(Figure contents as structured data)
++++++++++++++++++++

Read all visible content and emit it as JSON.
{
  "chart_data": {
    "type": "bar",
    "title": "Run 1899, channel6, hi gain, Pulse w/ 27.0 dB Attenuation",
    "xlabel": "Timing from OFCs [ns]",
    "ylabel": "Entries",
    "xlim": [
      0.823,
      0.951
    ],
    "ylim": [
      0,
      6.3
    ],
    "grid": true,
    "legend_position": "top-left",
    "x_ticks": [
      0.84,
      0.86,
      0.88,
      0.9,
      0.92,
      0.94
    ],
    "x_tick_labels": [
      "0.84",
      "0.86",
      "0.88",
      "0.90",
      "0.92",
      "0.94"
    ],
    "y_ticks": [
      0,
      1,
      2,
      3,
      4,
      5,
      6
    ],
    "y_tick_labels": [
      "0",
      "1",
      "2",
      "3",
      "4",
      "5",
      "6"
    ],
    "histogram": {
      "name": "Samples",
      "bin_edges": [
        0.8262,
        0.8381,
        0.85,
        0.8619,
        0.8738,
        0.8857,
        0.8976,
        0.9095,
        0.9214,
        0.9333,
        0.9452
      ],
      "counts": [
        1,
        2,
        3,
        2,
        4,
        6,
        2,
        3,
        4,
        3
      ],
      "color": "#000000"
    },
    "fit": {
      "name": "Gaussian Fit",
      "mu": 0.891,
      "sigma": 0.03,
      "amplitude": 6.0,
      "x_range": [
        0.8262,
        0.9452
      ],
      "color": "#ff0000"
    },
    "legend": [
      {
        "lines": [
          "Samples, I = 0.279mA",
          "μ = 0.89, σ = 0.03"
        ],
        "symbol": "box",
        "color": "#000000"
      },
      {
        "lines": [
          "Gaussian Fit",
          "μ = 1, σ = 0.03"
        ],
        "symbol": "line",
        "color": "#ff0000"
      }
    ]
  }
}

++++++++++++++++++++

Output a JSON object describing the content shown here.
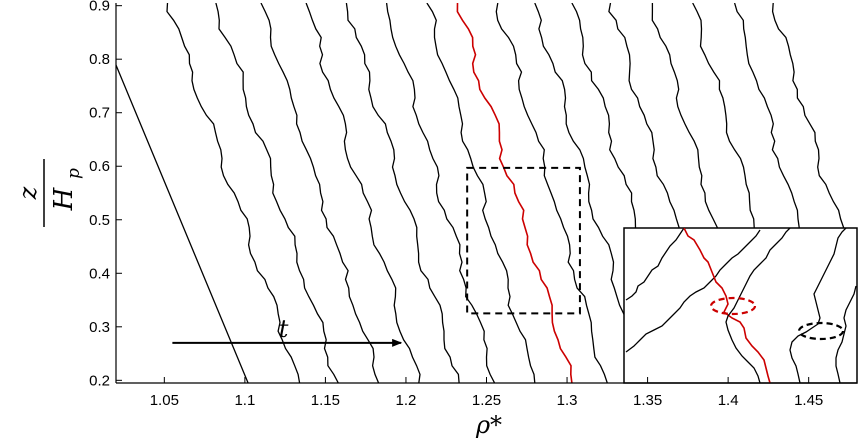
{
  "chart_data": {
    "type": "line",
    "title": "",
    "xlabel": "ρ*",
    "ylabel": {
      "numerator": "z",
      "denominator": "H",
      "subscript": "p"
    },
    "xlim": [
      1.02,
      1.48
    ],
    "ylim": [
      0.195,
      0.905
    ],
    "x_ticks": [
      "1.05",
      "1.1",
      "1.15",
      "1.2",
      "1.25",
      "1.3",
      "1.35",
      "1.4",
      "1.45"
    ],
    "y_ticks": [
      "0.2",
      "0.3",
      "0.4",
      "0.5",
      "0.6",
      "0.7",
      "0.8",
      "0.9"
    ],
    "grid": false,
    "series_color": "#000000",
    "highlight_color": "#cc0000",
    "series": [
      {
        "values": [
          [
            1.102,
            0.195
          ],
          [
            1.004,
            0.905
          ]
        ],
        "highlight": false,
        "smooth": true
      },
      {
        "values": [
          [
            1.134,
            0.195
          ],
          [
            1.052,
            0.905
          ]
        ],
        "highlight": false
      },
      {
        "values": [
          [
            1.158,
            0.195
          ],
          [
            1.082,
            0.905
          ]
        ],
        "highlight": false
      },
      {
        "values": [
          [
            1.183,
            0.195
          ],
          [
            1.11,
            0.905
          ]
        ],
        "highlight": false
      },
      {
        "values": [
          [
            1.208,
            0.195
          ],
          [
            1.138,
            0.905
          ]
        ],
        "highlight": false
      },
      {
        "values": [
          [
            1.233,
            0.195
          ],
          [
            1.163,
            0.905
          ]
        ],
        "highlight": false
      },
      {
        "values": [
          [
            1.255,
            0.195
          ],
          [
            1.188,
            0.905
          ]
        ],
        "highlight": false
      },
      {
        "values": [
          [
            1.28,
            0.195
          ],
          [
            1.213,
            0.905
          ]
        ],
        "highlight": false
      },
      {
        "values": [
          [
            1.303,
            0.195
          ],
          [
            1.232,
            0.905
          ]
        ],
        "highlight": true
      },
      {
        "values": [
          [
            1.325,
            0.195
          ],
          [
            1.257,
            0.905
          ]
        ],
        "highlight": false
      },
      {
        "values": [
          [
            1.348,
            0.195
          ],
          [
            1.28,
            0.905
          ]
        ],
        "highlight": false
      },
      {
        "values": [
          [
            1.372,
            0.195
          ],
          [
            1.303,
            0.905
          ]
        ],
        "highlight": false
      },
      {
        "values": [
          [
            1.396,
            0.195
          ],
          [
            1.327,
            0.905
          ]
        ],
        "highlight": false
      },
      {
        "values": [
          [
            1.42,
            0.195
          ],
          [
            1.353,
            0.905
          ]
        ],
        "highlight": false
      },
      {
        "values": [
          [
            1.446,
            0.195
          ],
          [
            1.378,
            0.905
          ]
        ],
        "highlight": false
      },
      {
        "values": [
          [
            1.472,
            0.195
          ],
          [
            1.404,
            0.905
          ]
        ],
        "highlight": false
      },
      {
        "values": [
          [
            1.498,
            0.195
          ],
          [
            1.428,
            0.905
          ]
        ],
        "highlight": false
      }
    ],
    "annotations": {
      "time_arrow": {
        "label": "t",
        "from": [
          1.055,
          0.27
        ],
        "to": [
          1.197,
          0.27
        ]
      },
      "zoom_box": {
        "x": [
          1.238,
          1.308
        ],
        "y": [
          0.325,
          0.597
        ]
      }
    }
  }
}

++++++++++++++++++++

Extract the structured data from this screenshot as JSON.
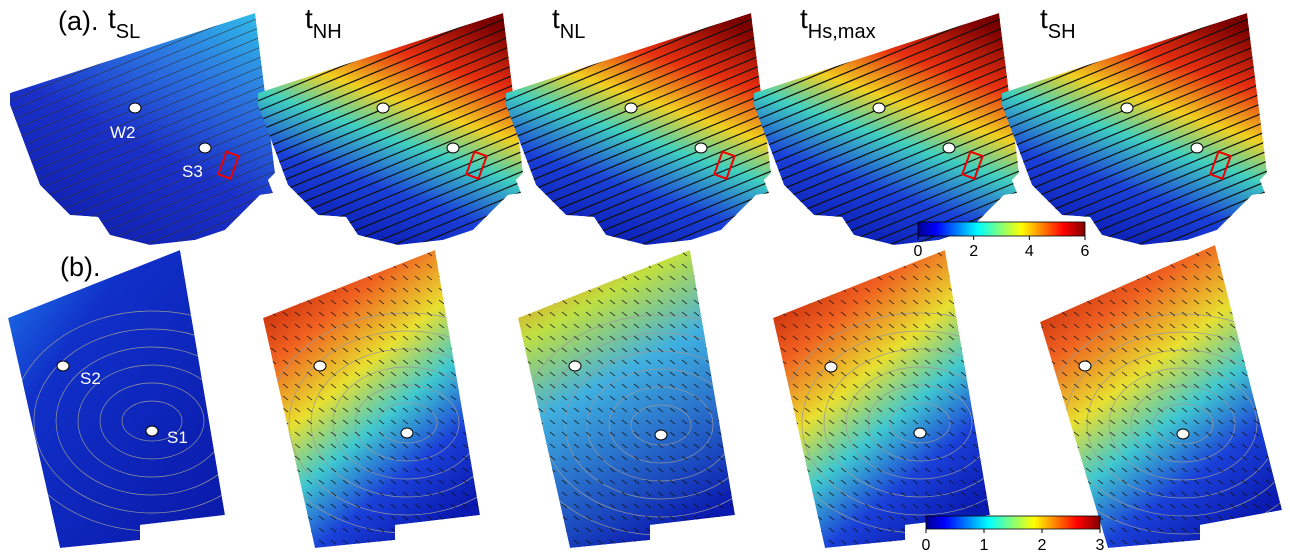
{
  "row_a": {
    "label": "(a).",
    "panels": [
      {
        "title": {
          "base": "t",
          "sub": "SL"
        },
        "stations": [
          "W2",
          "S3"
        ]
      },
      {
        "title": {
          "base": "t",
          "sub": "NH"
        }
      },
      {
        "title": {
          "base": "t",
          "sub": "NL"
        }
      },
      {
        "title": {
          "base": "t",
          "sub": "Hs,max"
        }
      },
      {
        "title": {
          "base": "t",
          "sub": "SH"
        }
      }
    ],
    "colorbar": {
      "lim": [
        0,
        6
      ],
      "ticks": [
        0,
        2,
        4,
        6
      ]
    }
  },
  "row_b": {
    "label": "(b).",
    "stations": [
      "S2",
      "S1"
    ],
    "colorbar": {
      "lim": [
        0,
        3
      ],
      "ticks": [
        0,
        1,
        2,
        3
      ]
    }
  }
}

++++++++++++++++++++

Copy out every line of the data that includes "true".

ANSWER BELOW:
    "grid": true,
        "smooth": true
        "highlight": true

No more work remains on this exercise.